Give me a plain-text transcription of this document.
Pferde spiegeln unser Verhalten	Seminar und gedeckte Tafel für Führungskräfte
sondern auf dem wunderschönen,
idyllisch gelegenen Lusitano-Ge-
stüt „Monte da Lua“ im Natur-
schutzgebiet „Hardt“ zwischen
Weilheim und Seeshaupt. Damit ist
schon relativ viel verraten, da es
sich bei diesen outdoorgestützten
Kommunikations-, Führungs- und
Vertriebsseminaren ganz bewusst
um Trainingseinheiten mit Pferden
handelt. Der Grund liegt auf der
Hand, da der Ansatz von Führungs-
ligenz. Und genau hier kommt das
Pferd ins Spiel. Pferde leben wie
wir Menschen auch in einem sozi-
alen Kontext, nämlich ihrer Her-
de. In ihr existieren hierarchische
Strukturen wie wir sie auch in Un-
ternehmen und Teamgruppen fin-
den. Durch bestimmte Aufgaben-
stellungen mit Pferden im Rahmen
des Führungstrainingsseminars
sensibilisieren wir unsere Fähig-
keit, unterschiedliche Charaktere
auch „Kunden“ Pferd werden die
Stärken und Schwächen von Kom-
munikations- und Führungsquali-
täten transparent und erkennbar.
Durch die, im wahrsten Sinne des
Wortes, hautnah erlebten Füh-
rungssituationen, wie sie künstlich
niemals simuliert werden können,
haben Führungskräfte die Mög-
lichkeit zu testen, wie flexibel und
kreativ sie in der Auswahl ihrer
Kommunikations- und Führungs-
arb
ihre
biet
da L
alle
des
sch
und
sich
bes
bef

— Your goal —
Type out the full listing again, exactly as given.

— Result of the exercise —
Give me a plain-text transcription of this document.
Pferde spiegeln unser Verhalten	Seminar und gedeckte Tafel für Führungskräfte
sondern auf dem wunderschönen,
idyllisch gelegenen Lusitano-Ge-
stüt „Monte da Lua“ im Natur-
schutzgebiet „Hardt“ zwischen
Weilheim und Seeshaupt. Damit ist
schon relativ viel verraten, da es
sich bei diesen outdoorgestützten
Kommunikations-, Führungs- und
Vertriebsseminaren ganz bewusst
um Trainingseinheiten mit Pferden
handelt. Der Grund liegt auf der
Hand, da der Ansatz von Führungs-
ligenz. Und genau hier kommt das
Pferd ins Spiel. Pferde leben wie
wir Menschen auch in einem sozi-
alen Kontext, nämlich ihrer Her-
de. In ihr existieren hierarchische
Strukturen wie wir sie auch in Un-
ternehmen und Teamgruppen fin-
den. Durch bestimmte Aufgaben-
stellungen mit Pferden im Rahmen
des Führungstrainingsseminars
sensibilisieren wir unsere Fähig-
keit, unterschiedliche Charaktere
auch „Kunden“ Pferd werden die
Stärken und Schwächen von Kom-
munikations- und Führungsquali-
täten transparent und erkennbar.
Durch die, im wahrsten Sinne des
Wortes, hautnah erlebten Füh-
rungssituationen, wie sie künstlich
niemals simuliert werden können,
haben Führungskräfte die Mög-
lichkeit zu testen, wie flexibel und
kreativ sie in der Auswahl ihrer
Kommunikations- und Führungs-
arb
ihre
biet
da L
alle
des
sch
und
sich
bes
bef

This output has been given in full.